● **Task to complete**: Which lines in the records below contain the string "bounding"? Extract each of them, treating uppercase and lowercase as different.

● **Provided information**:
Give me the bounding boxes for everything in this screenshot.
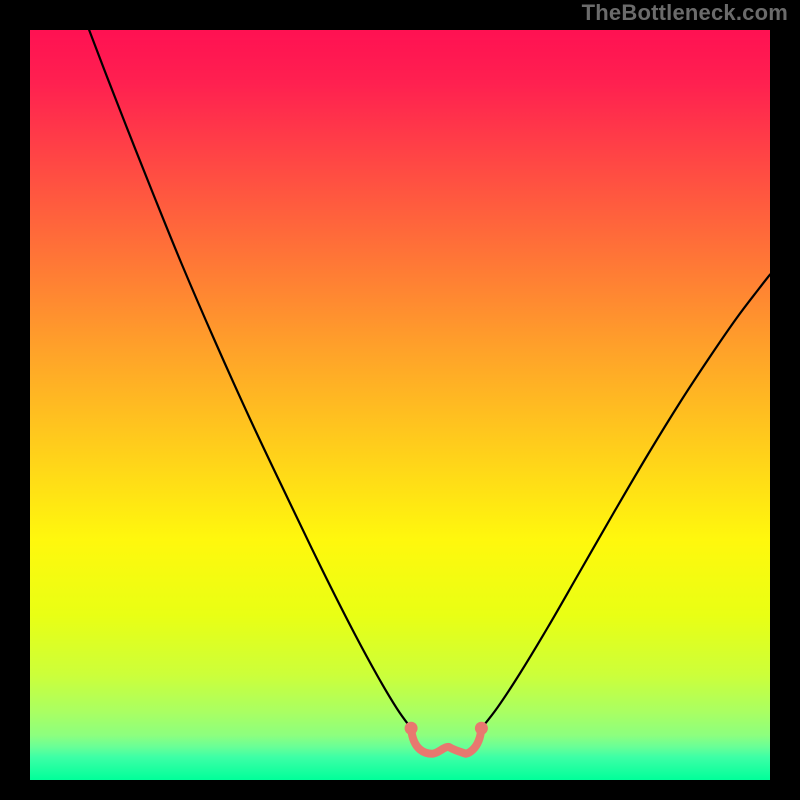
marker-band-path [411, 728, 481, 754]
marker-band [405, 722, 488, 754]
marker-cap-left [405, 722, 418, 735]
curve-svg [30, 30, 770, 780]
chart-frame: TheBottleneck.com [0, 0, 800, 800]
watermark-label: TheBottleneck.com [582, 0, 788, 26]
marker-cap-right [475, 722, 488, 735]
curve-right [481, 275, 770, 729]
plot-area [30, 30, 770, 780]
curve-left [88, 26, 411, 728]
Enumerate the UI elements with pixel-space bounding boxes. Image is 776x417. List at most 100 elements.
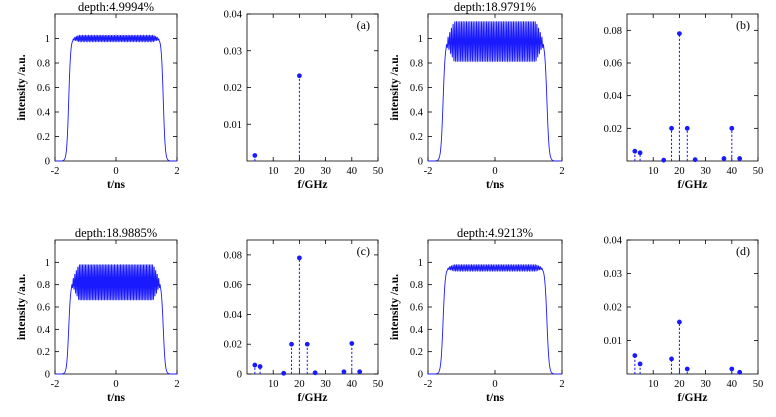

● **Result of this task**:
Give me the bounding boxes for everything in this screenshot.
Enumerate the UI elements with pixel-space bounding boxes. Image is 776x417. List at most 100 elements.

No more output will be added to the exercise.